> [PROMPT] Only lines with the word "Black" are needed; collect each of them from the listing below.

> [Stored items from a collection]

┄┄┄┄┄┄

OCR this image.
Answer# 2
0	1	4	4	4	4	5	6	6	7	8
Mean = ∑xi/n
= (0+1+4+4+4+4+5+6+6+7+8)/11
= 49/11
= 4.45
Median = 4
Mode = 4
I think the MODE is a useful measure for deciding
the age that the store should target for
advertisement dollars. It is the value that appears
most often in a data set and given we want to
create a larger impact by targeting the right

┄┄┄┄┄┄

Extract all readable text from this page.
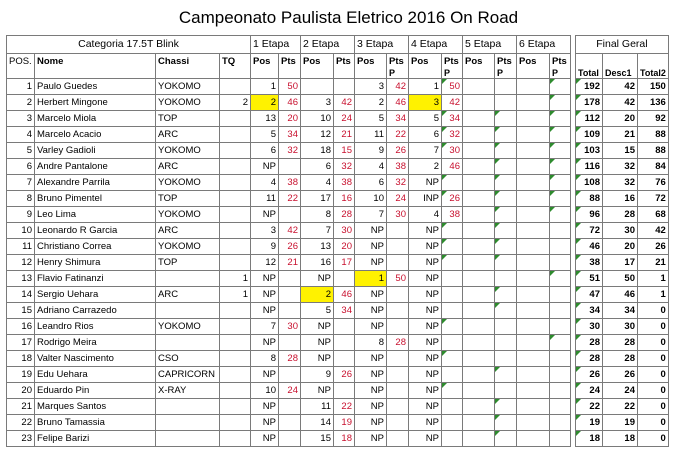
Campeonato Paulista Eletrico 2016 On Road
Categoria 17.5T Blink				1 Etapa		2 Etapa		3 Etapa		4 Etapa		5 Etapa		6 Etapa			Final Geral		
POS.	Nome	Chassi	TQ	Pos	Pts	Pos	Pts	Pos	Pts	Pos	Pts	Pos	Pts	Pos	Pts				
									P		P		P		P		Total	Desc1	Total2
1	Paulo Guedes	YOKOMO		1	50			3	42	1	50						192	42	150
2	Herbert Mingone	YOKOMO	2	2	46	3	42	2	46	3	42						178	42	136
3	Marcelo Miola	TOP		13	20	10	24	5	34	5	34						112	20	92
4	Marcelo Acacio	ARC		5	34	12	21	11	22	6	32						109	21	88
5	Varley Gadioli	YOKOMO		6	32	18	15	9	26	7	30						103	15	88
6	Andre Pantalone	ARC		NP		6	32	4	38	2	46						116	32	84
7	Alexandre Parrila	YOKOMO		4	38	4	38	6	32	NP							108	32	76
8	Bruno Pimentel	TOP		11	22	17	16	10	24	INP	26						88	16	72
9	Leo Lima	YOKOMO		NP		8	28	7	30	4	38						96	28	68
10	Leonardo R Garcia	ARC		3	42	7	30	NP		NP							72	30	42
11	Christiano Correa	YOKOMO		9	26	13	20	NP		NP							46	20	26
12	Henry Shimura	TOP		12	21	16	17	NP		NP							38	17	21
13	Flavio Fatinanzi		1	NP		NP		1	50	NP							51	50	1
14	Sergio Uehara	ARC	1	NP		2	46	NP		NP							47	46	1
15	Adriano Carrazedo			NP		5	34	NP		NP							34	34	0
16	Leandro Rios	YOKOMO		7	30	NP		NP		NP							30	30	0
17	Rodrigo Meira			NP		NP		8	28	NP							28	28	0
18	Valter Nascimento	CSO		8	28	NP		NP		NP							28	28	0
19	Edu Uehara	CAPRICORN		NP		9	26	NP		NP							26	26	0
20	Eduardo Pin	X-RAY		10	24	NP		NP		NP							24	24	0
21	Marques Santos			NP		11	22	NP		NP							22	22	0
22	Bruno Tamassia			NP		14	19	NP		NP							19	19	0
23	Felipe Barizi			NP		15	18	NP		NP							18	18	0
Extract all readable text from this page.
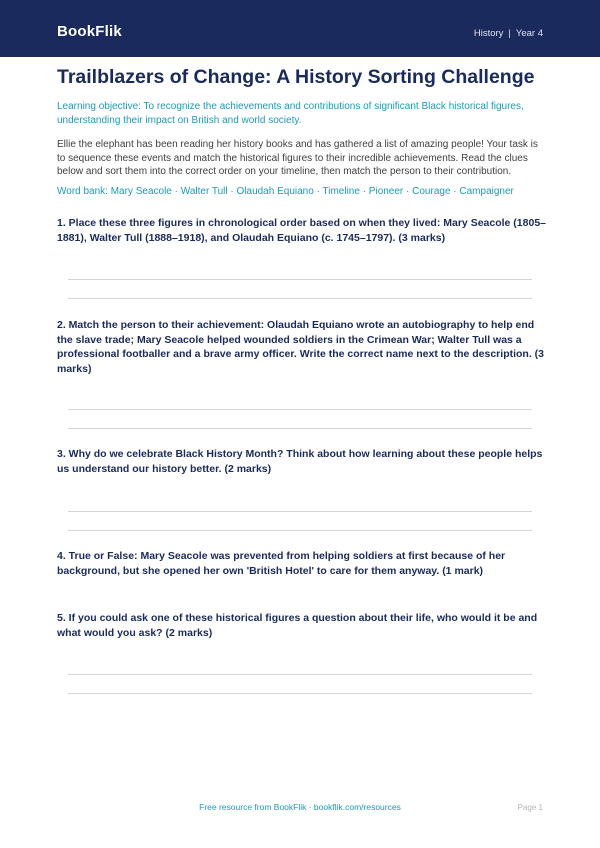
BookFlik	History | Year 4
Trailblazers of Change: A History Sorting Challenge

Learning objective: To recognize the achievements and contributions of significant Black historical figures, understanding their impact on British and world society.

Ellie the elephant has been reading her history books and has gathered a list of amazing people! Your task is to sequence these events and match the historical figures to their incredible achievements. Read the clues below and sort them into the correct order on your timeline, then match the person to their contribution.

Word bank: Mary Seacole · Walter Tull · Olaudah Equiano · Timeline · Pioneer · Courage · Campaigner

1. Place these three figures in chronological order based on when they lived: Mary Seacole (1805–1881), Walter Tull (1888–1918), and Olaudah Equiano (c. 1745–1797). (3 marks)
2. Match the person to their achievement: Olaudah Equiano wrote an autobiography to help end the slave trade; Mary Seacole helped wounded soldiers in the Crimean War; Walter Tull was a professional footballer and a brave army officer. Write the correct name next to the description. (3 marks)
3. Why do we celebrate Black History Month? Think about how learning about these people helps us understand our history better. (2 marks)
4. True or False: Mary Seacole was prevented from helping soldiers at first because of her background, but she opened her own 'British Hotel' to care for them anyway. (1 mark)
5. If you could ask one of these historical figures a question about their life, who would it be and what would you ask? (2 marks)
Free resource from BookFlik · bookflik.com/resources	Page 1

┄┄┄┄┄┄

> [WRITTEN SOLUTION]
Learning objective: To recognize the achievements and contributions of significant Black historical figures, understanding their impact on British and world society.
3. Why do we celebrate Black History Month? Think about how learning about these people helps us understand our history better. (2 marks)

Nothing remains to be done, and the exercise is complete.